## EXERCISE PROMPT
Please output the records below in full, exactly as given, but without the images.

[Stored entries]
====

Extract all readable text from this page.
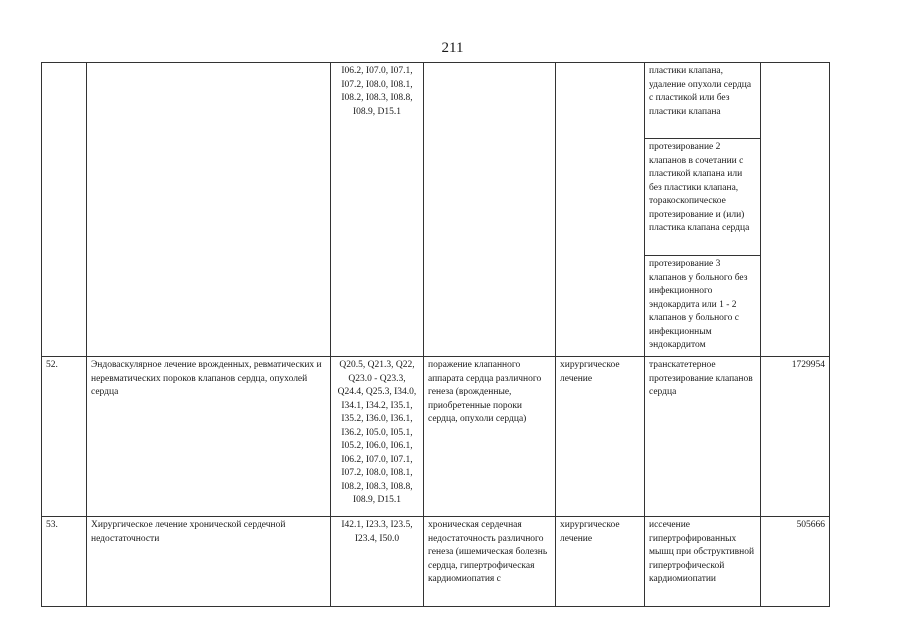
211
		I06.2, I07.0, I07.1, I07.2, I08.0, I08.1, I08.2, I08.3, I08.8, I08.9, D15.1			пластики клапана, удаление опухоли сердца с пластикой или без пластики клапана	
					протезирование 2 клапанов в сочетании с пластикой клапана или без пластики клапана, торакоскопическое протезирование и (или) пластика клапана сердца	
					протезирование 3 клапанов у больного без инфекционного эндокардита или 1 - 2 клапанов у больного с инфекционным эндокардитом	
52.	Эндоваскулярное лечение врожденных, ревматических и неревматических пороков клапанов сердца, опухолей сердца	Q20.5, Q21.3, Q22, Q23.0 - Q23.3, Q24.4, Q25.3, I34.0, I34.1, I34.2, I35.1, I35.2, I36.0, I36.1, I36.2, I05.0, I05.1, I05.2, I06.0, I06.1, I06.2, I07.0, I07.1, I07.2, I08.0, I08.1, I08.2, I08.3, I08.8, I08.9, D15.1	поражение клапанного аппарата сердца различного генеза (врожденные, приобретенные пороки сердца, опухоли сердца)	хирургическое лечение	транскатетерное протезирование клапанов сердца	1729954
53.	Хирургическое лечение хронической сердечной недостаточности	I42.1, I23.3, I23.5, I23.4, I50.0	хроническая сердечная недостаточность различного генеза (ишемическая болезнь сердца, гипертрофическая кардиомиопатия с	хирургическое лечение	иссечение гипертрофированных мышц при обструктивной гипертрофической кардиомиопатии	505666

====

## ANSWER TO THIS PROBLEM
Extract all readable text from this page.
211
		I06.2, I07.0, I07.1, I07.2, I08.0, I08.1, I08.2, I08.3, I08.8, I08.9, D15.1			пластики клапана, удаление опухоли сердца с пластикой или без пластики клапана	
					протезирование 2 клапанов в сочетании с пластикой клапана или без пластики клапана, торакоскопическое протезирование и (или) пластика клапана сердца	
					протезирование 3 клапанов у больного без инфекционного эндокардита или 1 - 2 клапанов у больного с инфекционным эндокардитом	
52.	Эндоваскулярное лечение врожденных, ревматических и неревматических пороков клапанов сердца, опухолей сердца	Q20.5, Q21.3, Q22, Q23.0 - Q23.3, Q24.4, Q25.3, I34.0, I34.1, I34.2, I35.1, I35.2, I36.0, I36.1, I36.2, I05.0, I05.1, I05.2, I06.0, I06.1, I06.2, I07.0, I07.1, I07.2, I08.0, I08.1, I08.2, I08.3, I08.8, I08.9, D15.1	поражение клапанного аппарата сердца различного генеза (врожденные, приобретенные пороки сердца, опухоли сердца)	хирургическое лечение	транскатетерное протезирование клапанов сердца	1729954
53.	Хирургическое лечение хронической сердечной недостаточности	I42.1, I23.3, I23.5, I23.4, I50.0	хроническая сердечная недостаточность различного генеза (ишемическая болезнь сердца, гипертрофическая кардиомиопатия с	хирургическое лечение	иссечение гипертрофированных мышц при обструктивной гипертрофической кардиомиопатии	505666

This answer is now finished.